Edward Leigh, the chairman of the House of Commons Public
Accounts Committee, reads regular reports by the National Audit
Office on government IT failures. So it is natural that he should
feel exasperated.
But his frown was never more pronounced than at the start of a
recent hearing of his committee on
C-Nomis, an IT project run by the Home Office, the Ministry of
Justice and, to a lesser extent, services supplier EDS.
The system's main purpose has been to provide a single database
of offenders, to help with their management, from court appearances
to release, and sometimes beyond that.
But the
National Audit Office found that there was so little control of
C-Nomis that the government spent £161m on systems without anyone
knowing how or exactly on what.
Leigh knew in advance what the civil servant before him was
going to say in defence of C-Nomis: that the project's problems
were history and all was well now.
Leigh was facing Phil Wheatley, director general of the National
Offender Management Service in the Ministry of Justice. Leigh began
the hearing on C-Nomis by saying he has much respect for
Wheatley.
"Mr Wheatley," said Leigh. "You know that I have a very high
opinion of you personally, but this is a dreadful [NAO] report: a
delay of two years; a project which was supposed to cost £234m
which in fact is costing the taxpayer £513m; it was supposed to
deliver a single database and there will be three separate
databases.
"You will come with the classic defence line, that of course you
were not there, it is all in hand now, you have learned the
lessons, in the sort of school that permanent secretaries learn
when they come to this committee.
"However, I have had all this before and I just do not know
whether there is any point really carrying on, frankly."
Leigh did carry on, though. He asked why problems with IT
projects re-occur. "The same old lessons have not been learnt: over
ambitious, weak project management and all the rest. Give us an
honest answer."

========================================

§ Set tasks:
#1 Reproduce the C-Nomis article word for word, everything from "Leigh was facing" down to "to this committee.".
#2 In the C-Nomis article, how many databases does Leigh say there will be instead of the single one that was planned?
#3 Extend the C-Nomis article, picking up right after its final sentence.

§ Dataset section:
========================================

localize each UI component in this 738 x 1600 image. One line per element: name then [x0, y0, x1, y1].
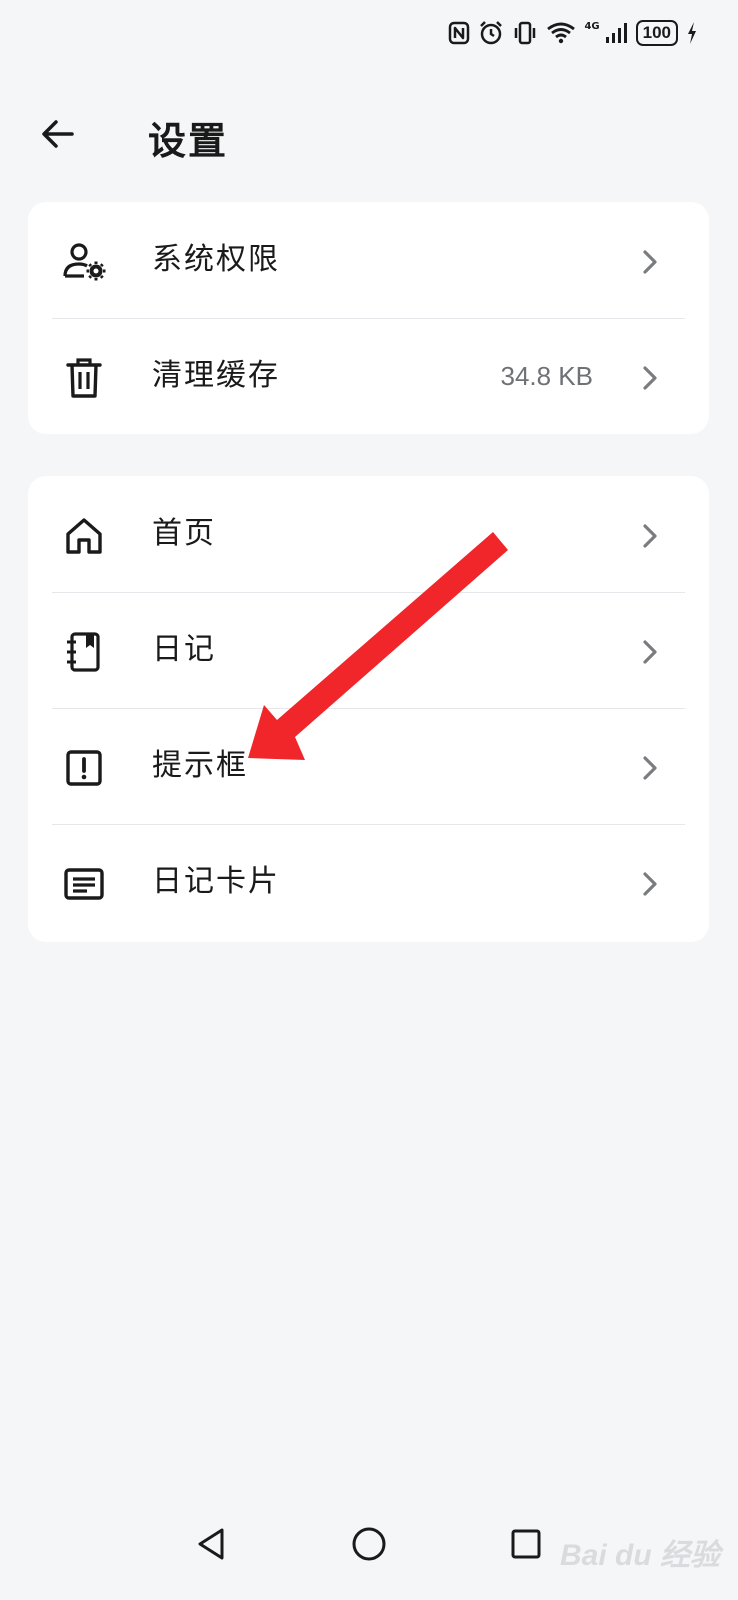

========================================

§ Responses:
#1
Leigh was facing Phil Wheatley, director general of the National
Offender Management Service in the Ministry of Justice. Leigh began
the hearing on C-Nomis by saying he has much respect for
Wheatley.
"Mr Wheatley," said Leigh. "You know that I have a very high
opinion of you personally, but this is a dreadful [NAO] report: a
delay of two years; a project which was supposed to cost £234m
which in fact is costing the taxpayer £513m; it was supposed to
deliver a single database and there will be three separate
databases.
"You will come with the classic defence line, that of course you
were not there, it is all in hand now, you have learned the
lessons, in the sort of school that permanent secretaries learn
when they come to this committee.

#2 Three separate databases.

#3
Wheatley said the C-Nomis project was "badly run in the early
stages" but now "we are delivering a programme which will give us
real gains and which uses the taxpayers' money wisely".
To Wheatley's credit he helped Leigh and other MPs establish the
main causes of the failure of C-Nomis.
First, the project board met once every two months but did not
manage the project because it accepted the programme team's
assurances that the scheme was delivering on time and to
budget.
Second, accurate reports to ministers on the problems were
non-existent. Alan Williams, a senior member of the committee, said
it was "incredible that for three years nobody senior knew what was
being delivered for the money spent". Wheatley replied that people
had asked questions but were told that "actually the programme was
all going well".
Third, C-Nomis was managed as an IT project, not an IT-enabled
change programme.
Fourth, the senior responsible owner of the project had never
run an IT project before. MPs on the committee were unable to
ascertain why she had been appointed SRO. She has since left the
Civil Service.
At the end of hearing a still-frowning Edward Leigh was more
exasperated than at any time we have known.
"Clearly this project was handled badly, it achieved poor value
for money, many of the causes of delays and cost overruns could
have been avoided. I could make some grand eloquent statement about
how we never expect to see this happen again in the Civil Service,
but I suspect I would be
wasting my breath."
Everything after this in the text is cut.